[Extracted data entries]
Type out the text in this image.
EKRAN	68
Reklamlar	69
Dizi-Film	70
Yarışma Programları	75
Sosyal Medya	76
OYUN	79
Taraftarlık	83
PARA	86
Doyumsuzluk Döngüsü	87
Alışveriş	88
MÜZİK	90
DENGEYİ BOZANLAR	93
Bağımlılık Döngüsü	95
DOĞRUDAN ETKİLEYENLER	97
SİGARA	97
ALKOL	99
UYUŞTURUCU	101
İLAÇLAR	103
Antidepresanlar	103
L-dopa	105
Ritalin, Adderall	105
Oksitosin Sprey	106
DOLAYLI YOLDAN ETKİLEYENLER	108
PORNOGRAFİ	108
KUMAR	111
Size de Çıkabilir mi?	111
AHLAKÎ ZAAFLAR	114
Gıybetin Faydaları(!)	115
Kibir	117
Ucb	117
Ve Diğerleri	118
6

> [What the task requires]:
Copy out each line of the data containing the string "Döngüsü".

> [Reply]:
Doyumsuzluk Döngüsü	87
Bağımlılık Döngüsü	95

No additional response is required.